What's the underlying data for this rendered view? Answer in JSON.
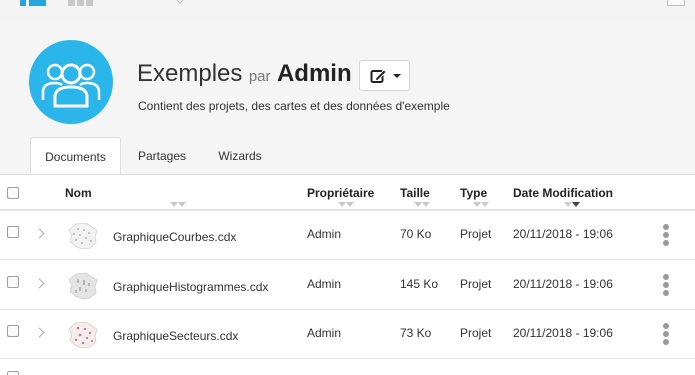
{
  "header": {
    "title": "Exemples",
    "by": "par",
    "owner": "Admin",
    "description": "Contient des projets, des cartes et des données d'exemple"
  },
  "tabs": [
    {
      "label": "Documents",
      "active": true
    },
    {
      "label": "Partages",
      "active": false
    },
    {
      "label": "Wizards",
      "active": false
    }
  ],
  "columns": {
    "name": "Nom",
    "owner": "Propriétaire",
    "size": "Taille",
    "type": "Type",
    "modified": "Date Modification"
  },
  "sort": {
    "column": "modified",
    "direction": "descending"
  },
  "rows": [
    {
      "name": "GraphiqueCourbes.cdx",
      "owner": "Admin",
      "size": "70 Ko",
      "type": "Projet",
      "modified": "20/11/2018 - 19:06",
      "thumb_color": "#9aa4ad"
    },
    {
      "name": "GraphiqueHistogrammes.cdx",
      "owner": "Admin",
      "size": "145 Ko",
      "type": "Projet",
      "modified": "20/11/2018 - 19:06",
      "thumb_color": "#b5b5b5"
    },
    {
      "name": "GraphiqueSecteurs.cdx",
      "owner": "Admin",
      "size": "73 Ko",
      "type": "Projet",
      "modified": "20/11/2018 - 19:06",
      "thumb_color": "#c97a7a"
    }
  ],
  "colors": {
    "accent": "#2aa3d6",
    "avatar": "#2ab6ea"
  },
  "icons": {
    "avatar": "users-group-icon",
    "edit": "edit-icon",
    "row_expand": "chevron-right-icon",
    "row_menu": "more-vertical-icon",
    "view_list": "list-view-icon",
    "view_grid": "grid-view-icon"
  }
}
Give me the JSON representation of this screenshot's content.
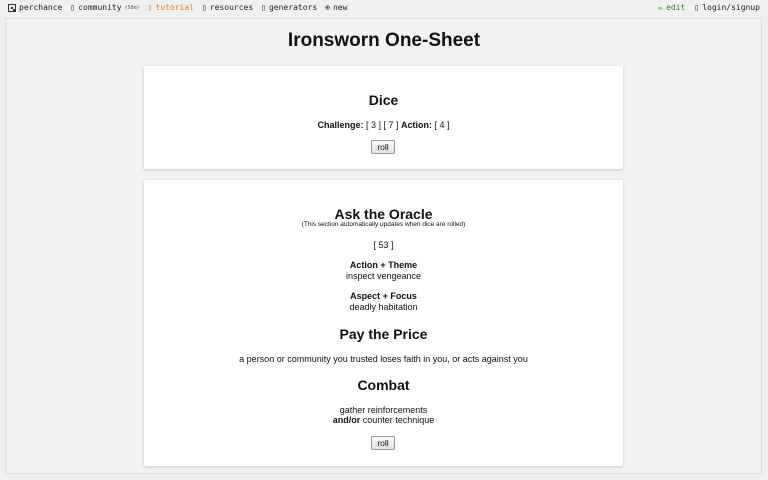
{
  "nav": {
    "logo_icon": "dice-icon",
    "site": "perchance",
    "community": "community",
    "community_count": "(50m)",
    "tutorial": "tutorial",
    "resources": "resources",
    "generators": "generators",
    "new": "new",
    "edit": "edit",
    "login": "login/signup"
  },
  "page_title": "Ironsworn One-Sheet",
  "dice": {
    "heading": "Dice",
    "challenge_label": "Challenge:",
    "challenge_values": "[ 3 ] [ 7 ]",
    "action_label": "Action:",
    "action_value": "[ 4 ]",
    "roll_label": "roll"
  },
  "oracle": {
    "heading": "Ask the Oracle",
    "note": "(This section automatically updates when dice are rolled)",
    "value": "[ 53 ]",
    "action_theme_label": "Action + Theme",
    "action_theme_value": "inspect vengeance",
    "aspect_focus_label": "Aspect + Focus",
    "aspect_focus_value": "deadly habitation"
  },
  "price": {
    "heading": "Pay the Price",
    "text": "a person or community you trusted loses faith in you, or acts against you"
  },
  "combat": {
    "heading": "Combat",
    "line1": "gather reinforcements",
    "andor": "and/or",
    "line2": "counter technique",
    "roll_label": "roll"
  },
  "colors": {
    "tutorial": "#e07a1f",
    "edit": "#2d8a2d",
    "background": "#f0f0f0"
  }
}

=====

▶ [Short problem]:
Scan the entries above and work out how many lines include the word "edit"; the reply is that number alone.

▶ [Answer to the exercise]:
3